### MATERIAL FOR THIS EXERCISE ###

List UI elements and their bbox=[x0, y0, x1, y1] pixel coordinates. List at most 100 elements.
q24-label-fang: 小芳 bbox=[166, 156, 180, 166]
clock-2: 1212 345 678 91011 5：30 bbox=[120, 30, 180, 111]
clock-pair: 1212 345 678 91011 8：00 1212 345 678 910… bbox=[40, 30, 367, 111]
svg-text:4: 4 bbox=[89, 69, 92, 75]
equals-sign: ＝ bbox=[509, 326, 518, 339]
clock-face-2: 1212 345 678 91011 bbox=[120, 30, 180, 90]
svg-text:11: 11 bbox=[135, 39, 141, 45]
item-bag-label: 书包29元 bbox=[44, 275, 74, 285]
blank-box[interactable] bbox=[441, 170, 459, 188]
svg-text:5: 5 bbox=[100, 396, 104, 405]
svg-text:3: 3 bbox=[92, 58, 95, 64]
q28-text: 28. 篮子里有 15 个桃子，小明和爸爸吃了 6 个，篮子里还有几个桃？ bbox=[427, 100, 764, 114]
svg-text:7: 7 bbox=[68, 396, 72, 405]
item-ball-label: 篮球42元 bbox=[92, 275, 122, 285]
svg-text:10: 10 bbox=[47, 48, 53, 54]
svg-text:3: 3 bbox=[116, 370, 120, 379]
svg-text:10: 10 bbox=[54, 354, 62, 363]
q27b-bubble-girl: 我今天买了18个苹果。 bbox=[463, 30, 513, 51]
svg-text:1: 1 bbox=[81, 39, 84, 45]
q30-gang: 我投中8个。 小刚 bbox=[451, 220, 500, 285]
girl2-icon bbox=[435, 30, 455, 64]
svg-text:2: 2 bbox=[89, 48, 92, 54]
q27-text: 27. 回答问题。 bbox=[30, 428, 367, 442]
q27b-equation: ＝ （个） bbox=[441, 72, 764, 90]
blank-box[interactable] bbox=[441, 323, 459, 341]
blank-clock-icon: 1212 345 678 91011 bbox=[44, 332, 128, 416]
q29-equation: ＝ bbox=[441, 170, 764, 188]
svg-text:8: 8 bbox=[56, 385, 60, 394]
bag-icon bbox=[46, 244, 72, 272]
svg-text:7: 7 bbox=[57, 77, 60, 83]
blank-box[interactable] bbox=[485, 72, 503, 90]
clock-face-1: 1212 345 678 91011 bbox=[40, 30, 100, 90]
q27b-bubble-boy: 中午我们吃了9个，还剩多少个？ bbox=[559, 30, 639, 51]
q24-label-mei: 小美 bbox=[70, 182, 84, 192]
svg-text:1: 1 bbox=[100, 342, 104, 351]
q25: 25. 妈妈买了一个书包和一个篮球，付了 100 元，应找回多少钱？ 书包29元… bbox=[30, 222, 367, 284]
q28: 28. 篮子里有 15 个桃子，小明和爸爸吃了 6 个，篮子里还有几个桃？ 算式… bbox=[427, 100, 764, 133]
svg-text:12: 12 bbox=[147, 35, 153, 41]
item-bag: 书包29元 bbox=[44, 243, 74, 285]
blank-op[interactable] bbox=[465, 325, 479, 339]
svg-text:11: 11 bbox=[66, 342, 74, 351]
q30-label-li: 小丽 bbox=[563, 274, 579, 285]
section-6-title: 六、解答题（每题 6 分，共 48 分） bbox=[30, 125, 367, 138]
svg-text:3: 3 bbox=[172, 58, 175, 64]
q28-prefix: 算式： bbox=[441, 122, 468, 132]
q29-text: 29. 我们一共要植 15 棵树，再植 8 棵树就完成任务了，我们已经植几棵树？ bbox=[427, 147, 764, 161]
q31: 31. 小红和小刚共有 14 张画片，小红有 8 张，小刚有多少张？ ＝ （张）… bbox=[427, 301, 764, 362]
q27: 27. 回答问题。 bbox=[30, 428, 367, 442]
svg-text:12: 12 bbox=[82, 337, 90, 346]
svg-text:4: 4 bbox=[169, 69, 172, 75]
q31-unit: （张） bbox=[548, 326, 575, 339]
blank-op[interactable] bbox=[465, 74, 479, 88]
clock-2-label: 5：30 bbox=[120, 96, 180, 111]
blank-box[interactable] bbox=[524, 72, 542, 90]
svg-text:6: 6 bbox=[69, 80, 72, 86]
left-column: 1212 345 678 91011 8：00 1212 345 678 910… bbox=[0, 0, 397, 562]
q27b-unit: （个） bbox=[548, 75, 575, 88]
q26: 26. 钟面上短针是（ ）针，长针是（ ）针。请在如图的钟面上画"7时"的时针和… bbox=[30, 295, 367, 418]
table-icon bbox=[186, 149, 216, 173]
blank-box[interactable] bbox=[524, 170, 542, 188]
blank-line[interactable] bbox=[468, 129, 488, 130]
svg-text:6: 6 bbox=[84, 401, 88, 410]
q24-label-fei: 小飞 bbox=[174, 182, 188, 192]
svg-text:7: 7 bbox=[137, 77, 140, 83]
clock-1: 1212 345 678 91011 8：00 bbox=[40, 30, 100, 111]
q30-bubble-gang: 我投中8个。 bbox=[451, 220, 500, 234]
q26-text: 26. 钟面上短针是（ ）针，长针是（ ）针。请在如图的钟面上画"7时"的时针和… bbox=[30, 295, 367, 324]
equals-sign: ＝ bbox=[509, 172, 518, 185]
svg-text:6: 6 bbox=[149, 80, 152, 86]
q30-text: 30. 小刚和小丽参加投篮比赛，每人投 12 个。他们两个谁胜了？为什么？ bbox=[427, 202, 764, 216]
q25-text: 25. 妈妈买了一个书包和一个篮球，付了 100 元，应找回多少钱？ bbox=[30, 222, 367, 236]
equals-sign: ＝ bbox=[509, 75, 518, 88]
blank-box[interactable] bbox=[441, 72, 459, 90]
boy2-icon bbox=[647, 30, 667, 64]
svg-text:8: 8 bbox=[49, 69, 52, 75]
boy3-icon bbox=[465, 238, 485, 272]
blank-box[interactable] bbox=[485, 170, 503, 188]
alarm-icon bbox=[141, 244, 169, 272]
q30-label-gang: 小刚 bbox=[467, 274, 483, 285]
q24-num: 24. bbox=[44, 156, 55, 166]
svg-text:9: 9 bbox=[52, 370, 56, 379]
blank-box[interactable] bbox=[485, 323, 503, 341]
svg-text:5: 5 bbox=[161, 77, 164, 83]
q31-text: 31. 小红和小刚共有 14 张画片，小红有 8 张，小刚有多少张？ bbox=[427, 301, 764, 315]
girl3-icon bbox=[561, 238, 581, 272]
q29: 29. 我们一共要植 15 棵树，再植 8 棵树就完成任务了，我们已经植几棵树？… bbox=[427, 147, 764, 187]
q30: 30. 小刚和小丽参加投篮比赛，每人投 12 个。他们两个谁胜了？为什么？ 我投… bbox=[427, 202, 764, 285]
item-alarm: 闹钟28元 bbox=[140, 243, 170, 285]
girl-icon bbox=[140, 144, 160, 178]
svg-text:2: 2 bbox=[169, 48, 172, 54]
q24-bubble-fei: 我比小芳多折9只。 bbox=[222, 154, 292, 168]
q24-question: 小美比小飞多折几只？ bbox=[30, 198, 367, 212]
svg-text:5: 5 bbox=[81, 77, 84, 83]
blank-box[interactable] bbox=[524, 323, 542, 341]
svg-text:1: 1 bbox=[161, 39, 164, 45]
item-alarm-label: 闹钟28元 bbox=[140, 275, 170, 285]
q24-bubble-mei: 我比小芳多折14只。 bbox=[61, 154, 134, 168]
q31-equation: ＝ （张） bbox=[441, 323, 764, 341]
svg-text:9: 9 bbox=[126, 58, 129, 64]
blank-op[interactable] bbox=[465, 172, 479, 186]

###

WHAT IS REQUIRED
Collect every line in the items above that contains the string "小明和爸爸吃了".

SOLUTION TO THIS EXERCISE
q28-text: 28. 篮子里有 15 个桃子，小明和爸爸吃了 6 个，篮子里还有几个桃？ bbox=[427, 100, 764, 114]
q28: 28. 篮子里有 15 个桃子，小明和爸爸吃了 6 个，篮子里还有几个桃？ 算式… bbox=[427, 100, 764, 133]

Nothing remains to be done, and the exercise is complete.